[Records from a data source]

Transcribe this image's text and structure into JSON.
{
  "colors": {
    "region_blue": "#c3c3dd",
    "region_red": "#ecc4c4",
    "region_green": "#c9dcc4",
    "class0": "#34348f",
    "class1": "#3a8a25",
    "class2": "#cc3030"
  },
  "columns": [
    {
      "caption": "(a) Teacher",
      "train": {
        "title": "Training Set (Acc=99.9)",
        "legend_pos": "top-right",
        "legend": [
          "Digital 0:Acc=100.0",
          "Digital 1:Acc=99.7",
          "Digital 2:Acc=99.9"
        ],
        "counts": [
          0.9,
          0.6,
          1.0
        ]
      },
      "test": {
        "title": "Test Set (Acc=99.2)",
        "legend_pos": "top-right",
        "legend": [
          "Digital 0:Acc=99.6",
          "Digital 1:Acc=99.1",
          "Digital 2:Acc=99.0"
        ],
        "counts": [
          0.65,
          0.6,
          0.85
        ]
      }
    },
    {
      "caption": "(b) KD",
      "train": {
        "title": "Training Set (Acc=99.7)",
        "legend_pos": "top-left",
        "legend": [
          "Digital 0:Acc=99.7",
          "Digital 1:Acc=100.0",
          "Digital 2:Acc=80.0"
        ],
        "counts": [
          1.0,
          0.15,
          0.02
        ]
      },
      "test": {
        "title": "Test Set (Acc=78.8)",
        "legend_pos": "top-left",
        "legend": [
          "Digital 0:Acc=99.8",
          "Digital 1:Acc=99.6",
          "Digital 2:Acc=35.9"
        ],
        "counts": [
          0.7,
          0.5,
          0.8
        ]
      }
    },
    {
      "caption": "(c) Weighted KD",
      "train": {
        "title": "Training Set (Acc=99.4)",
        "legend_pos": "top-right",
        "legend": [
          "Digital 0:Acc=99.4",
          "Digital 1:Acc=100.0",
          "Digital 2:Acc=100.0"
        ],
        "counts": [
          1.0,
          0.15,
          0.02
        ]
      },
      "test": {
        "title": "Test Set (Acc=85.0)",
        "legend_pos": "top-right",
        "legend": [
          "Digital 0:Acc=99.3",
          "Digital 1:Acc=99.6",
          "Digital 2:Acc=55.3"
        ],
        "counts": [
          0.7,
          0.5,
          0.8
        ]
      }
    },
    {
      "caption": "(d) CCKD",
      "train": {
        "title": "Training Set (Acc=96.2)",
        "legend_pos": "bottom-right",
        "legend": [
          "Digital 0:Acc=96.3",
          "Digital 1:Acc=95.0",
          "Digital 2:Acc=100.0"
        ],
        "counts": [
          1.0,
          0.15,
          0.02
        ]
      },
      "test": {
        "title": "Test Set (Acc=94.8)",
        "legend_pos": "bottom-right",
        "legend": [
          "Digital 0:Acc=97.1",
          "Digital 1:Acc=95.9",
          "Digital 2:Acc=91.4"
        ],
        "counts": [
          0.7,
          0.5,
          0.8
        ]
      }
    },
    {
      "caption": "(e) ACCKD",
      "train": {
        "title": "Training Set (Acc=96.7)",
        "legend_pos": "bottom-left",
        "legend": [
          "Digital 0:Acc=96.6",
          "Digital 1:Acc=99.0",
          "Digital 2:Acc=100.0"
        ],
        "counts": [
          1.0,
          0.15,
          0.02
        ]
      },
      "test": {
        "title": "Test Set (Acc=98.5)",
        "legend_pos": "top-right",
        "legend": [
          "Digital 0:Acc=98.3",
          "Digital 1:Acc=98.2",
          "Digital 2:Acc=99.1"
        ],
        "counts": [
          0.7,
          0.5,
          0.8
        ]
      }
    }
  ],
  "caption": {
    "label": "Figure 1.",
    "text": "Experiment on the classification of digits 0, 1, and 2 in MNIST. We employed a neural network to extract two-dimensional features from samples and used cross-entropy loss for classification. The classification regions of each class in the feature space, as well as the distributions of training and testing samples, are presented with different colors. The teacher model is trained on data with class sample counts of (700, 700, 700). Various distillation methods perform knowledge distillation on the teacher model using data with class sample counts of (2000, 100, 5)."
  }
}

- Task prompt:
Write out the listing once more, matching it exactly.

- Written response:
Transcribe this image's text and structure into JSON.
{
  "colors": {
    "region_blue": "#c3c3dd",
    "region_red": "#ecc4c4",
    "region_green": "#c9dcc4",
    "class0": "#34348f",
    "class1": "#3a8a25",
    "class2": "#cc3030"
  },
  "columns": [
    {
      "caption": "(a) Teacher",
      "train": {
        "title": "Training Set (Acc=99.9)",
        "legend_pos": "top-right",
        "legend": [
          "Digital 0:Acc=100.0",
          "Digital 1:Acc=99.7",
          "Digital 2:Acc=99.9"
        ],
        "counts": [
          0.9,
          0.6,
          1.0
        ]
      },
      "test": {
        "title": "Test Set (Acc=99.2)",
        "legend_pos": "top-right",
        "legend": [
          "Digital 0:Acc=99.6",
          "Digital 1:Acc=99.1",
          "Digital 2:Acc=99.0"
        ],
        "counts": [
          0.65,
          0.6,
          0.85
        ]
      }
    },
    {
      "caption": "(b) KD",
      "train": {
        "title": "Training Set (Acc=99.7)",
        "legend_pos": "top-left",
        "legend": [
          "Digital 0:Acc=99.7",
          "Digital 1:Acc=100.0",
          "Digital 2:Acc=80.0"
        ],
        "counts": [
          1.0,
          0.15,
          0.02
        ]
      },
      "test": {
        "title": "Test Set (Acc=78.8)",
        "legend_pos": "top-left",
        "legend": [
          "Digital 0:Acc=99.8",
          "Digital 1:Acc=99.6",
          "Digital 2:Acc=35.9"
        ],
        "counts": [
          0.7,
          0.5,
          0.8
        ]
      }
    },
    {
      "caption": "(c) Weighted KD",
      "train": {
        "title": "Training Set (Acc=99.4)",
        "legend_pos": "top-right",
        "legend": [
          "Digital 0:Acc=99.4",
          "Digital 1:Acc=100.0",
          "Digital 2:Acc=100.0"
        ],
        "counts": [
          1.0,
          0.15,
          0.02
        ]
      },
      "test": {
        "title": "Test Set (Acc=85.0)",
        "legend_pos": "top-right",
        "legend": [
          "Digital 0:Acc=99.3",
          "Digital 1:Acc=99.6",
          "Digital 2:Acc=55.3"
        ],
        "counts": [
          0.7,
          0.5,
          0.8
        ]
      }
    },
    {
      "caption": "(d) CCKD",
      "train": {
        "title": "Training Set (Acc=96.2)",
        "legend_pos": "bottom-right",
        "legend": [
          "Digital 0:Acc=96.3",
          "Digital 1:Acc=95.0",
          "Digital 2:Acc=100.0"
        ],
        "counts": [
          1.0,
          0.15,
          0.02
        ]
      },
      "test": {
        "title": "Test Set (Acc=94.8)",
        "legend_pos": "bottom-right",
        "legend": [
          "Digital 0:Acc=97.1",
          "Digital 1:Acc=95.9",
          "Digital 2:Acc=91.4"
        ],
        "counts": [
          0.7,
          0.5,
          0.8
        ]
      }
    },
    {
      "caption": "(e) ACCKD",
      "train": {
        "title": "Training Set (Acc=96.7)",
        "legend_pos": "bottom-left",
        "legend": [
          "Digital 0:Acc=96.6",
          "Digital 1:Acc=99.0",
          "Digital 2:Acc=100.0"
        ],
        "counts": [
          1.0,
          0.15,
          0.02
        ]
      },
      "test": {
        "title": "Test Set (Acc=98.5)",
        "legend_pos": "top-right",
        "legend": [
          "Digital 0:Acc=98.3",
          "Digital 1:Acc=98.2",
          "Digital 2:Acc=99.1"
        ],
        "counts": [
          0.7,
          0.5,
          0.8
        ]
      }
    }
  ],
  "caption": {
    "label": "Figure 1.",
    "text": "Experiment on the classification of digits 0, 1, and 2 in MNIST. We employed a neural network to extract two-dimensional features from samples and used cross-entropy loss for classification. The classification regions of each class in the feature space, as well as the distributions of training and testing samples, are presented with different colors. The teacher model is trained on data with class sample counts of (700, 700, 700). Various distillation methods perform knowledge distillation on the teacher model using data with class sample counts of (2000, 100, 5)."
  }
}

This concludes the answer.